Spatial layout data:
>> Begin

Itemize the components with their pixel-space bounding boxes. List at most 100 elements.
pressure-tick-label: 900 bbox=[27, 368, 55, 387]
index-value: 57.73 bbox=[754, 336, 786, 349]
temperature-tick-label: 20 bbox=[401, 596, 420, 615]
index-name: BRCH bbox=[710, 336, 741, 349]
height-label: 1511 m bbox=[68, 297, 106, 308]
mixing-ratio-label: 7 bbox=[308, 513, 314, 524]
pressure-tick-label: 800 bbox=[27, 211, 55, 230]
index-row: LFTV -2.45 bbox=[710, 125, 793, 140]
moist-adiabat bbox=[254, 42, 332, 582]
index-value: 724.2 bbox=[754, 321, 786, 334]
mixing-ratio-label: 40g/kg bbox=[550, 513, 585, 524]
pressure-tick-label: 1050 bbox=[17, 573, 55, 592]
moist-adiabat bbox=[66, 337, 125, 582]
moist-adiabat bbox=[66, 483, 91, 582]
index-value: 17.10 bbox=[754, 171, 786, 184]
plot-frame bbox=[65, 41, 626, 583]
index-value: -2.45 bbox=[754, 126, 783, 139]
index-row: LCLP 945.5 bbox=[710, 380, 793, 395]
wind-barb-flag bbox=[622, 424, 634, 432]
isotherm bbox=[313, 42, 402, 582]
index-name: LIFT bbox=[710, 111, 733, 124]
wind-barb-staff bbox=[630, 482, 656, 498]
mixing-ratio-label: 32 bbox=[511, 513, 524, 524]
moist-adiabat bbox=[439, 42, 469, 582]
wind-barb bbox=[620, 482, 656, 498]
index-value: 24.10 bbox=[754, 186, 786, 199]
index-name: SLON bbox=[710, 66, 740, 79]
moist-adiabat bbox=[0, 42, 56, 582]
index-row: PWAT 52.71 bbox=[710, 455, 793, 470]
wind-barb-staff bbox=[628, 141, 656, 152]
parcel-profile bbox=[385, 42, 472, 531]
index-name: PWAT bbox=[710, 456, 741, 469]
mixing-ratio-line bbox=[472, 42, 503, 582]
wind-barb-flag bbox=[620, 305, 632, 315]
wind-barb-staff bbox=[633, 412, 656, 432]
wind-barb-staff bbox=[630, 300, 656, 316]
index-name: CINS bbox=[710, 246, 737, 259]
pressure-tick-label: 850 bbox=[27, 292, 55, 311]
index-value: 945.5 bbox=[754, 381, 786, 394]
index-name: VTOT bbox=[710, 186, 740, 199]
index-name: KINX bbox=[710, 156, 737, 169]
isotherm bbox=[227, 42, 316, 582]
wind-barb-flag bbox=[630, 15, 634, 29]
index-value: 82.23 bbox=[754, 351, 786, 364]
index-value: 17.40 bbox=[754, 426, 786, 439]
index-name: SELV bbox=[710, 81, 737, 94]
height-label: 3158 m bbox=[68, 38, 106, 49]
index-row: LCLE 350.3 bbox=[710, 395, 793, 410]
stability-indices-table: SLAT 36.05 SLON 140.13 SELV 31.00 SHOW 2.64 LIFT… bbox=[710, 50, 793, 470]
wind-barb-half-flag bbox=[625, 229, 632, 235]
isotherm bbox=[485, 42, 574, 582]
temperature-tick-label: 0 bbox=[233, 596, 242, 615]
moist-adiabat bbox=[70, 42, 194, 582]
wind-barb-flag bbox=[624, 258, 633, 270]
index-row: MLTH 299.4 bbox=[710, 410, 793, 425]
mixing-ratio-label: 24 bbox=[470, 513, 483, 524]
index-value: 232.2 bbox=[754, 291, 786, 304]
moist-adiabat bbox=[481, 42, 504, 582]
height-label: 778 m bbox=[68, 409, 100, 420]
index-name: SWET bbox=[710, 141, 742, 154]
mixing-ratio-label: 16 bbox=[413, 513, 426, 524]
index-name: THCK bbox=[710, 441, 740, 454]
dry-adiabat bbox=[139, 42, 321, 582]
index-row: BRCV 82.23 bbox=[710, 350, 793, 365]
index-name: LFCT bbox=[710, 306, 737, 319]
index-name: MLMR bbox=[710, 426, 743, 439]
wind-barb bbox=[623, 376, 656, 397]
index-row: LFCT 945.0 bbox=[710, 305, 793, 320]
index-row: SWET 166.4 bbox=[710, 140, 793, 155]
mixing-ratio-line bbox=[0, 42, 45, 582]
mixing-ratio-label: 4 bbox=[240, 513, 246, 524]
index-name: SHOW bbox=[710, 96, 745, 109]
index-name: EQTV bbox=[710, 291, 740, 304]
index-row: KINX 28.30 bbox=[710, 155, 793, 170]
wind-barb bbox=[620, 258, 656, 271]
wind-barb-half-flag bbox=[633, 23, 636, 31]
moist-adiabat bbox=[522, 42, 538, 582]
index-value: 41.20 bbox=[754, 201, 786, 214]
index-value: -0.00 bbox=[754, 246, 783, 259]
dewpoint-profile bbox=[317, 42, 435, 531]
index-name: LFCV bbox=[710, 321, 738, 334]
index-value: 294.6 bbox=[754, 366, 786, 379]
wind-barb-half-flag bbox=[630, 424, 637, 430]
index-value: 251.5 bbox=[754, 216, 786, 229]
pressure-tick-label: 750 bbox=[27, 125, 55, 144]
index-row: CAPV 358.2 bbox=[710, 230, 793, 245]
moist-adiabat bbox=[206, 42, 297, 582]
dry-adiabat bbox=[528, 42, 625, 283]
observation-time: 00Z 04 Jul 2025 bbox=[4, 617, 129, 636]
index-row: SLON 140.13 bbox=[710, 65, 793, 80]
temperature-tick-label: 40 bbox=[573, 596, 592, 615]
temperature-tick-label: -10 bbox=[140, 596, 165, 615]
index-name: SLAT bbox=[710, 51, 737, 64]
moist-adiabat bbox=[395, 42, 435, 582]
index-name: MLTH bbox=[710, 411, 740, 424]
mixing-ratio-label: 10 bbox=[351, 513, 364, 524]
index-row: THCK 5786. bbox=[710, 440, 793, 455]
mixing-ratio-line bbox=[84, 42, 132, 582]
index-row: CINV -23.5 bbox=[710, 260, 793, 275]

>> End

__The exercise__
Take the lines from the start of the records through the line containing "index-name: BRCH bbox=[710, 336, 741, 349]", inclusive, and swap "tick-label" for "axis-label" wherever it occurs, changing nothing else. Return only those lines.

__Answer for the task__
Itemize the components with their pixel-space bounding boxes. List at most 100 elements.
pressure-axis-label: 900 bbox=[27, 368, 55, 387]
index-value: 57.73 bbox=[754, 336, 786, 349]
temperature-axis-label: 20 bbox=[401, 596, 420, 615]
index-name: BRCH bbox=[710, 336, 741, 349]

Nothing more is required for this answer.